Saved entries
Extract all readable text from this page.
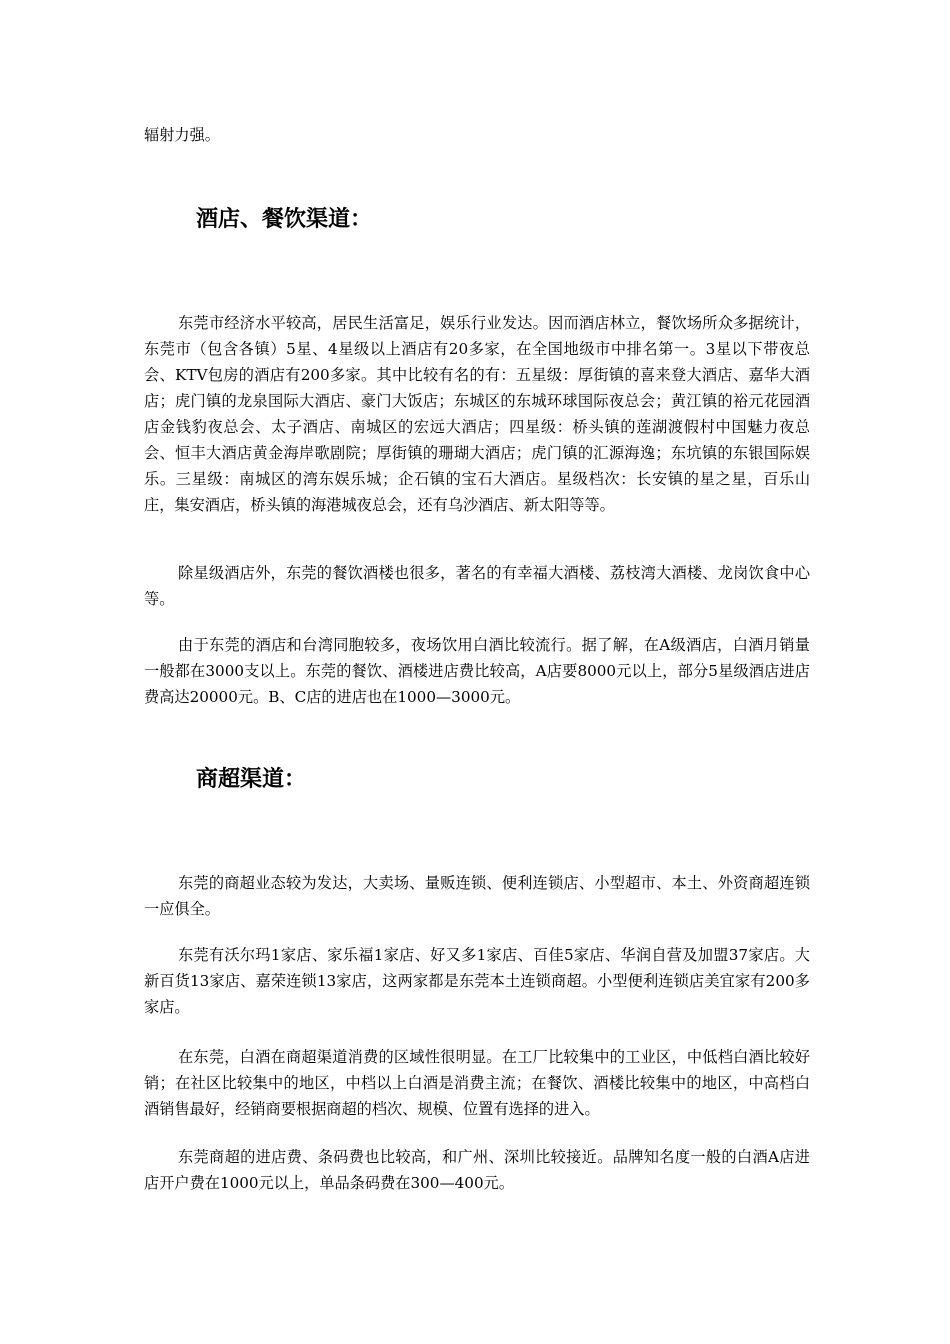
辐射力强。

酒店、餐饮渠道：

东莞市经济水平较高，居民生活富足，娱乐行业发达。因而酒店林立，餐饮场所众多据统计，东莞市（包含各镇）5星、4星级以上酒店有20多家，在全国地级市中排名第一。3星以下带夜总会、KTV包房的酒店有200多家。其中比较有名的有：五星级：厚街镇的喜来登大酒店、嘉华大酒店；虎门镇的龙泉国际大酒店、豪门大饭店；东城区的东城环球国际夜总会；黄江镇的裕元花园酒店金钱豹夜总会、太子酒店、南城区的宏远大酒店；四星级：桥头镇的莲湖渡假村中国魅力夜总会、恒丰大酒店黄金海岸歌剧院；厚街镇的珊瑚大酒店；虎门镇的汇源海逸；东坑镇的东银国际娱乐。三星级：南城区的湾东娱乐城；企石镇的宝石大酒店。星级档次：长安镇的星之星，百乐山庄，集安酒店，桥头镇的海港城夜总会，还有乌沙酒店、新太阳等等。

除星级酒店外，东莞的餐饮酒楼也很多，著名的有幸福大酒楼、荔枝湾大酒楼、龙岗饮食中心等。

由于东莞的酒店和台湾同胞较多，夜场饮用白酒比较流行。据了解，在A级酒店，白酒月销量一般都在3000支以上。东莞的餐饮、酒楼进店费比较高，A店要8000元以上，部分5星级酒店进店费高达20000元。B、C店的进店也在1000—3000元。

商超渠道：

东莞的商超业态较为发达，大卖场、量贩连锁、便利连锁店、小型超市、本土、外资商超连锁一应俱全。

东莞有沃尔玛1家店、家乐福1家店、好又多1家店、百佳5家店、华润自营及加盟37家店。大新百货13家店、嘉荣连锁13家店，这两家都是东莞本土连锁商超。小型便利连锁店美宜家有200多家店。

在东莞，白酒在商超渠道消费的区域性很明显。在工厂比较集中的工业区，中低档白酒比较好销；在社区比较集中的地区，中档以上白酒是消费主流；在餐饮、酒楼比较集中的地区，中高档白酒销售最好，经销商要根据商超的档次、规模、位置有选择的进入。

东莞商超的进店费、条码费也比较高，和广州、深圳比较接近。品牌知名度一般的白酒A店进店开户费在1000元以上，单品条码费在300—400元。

== PROBLEM STATEMENT ==
Write the records out once more, exactly as they appear, with no pictures.

== WRITTEN ANSWER ==
Extract all readable text from this page.
辐射力强。

酒店、餐饮渠道：

东莞市经济水平较高，居民生活富足，娱乐行业发达。因而酒店林立，餐饮场所众多据统计，东莞市（包含各镇）5星、4星级以上酒店有20多家，在全国地级市中排名第一。3星以下带夜总会、KTV包房的酒店有200多家。其中比较有名的有：五星级：厚街镇的喜来登大酒店、嘉华大酒店；虎门镇的龙泉国际大酒店、豪门大饭店；东城区的东城环球国际夜总会；黄江镇的裕元花园酒店金钱豹夜总会、太子酒店、南城区的宏远大酒店；四星级：桥头镇的莲湖渡假村中国魅力夜总会、恒丰大酒店黄金海岸歌剧院；厚街镇的珊瑚大酒店；虎门镇的汇源海逸；东坑镇的东银国际娱乐。三星级：南城区的湾东娱乐城；企石镇的宝石大酒店。星级档次：长安镇的星之星，百乐山庄，集安酒店，桥头镇的海港城夜总会，还有乌沙酒店、新太阳等等。

除星级酒店外，东莞的餐饮酒楼也很多，著名的有幸福大酒楼、荔枝湾大酒楼、龙岗饮食中心等。

由于东莞的酒店和台湾同胞较多，夜场饮用白酒比较流行。据了解，在A级酒店，白酒月销量一般都在3000支以上。东莞的餐饮、酒楼进店费比较高，A店要8000元以上，部分5星级酒店进店费高达20000元。B、C店的进店也在1000—3000元。

商超渠道：

东莞的商超业态较为发达，大卖场、量贩连锁、便利连锁店、小型超市、本土、外资商超连锁一应俱全。

东莞有沃尔玛1家店、家乐福1家店、好又多1家店、百佳5家店、华润自营及加盟37家店。大新百货13家店、嘉荣连锁13家店，这两家都是东莞本土连锁商超。小型便利连锁店美宜家有200多家店。

在东莞，白酒在商超渠道消费的区域性很明显。在工厂比较集中的工业区，中低档白酒比较好销；在社区比较集中的地区，中档以上白酒是消费主流；在餐饮、酒楼比较集中的地区，中高档白酒销售最好，经销商要根据商超的档次、规模、位置有选择的进入。

东莞商超的进店费、条码费也比较高，和广州、深圳比较接近。品牌知名度一般的白酒A店进店开户费在1000元以上，单品条码费在300—400元。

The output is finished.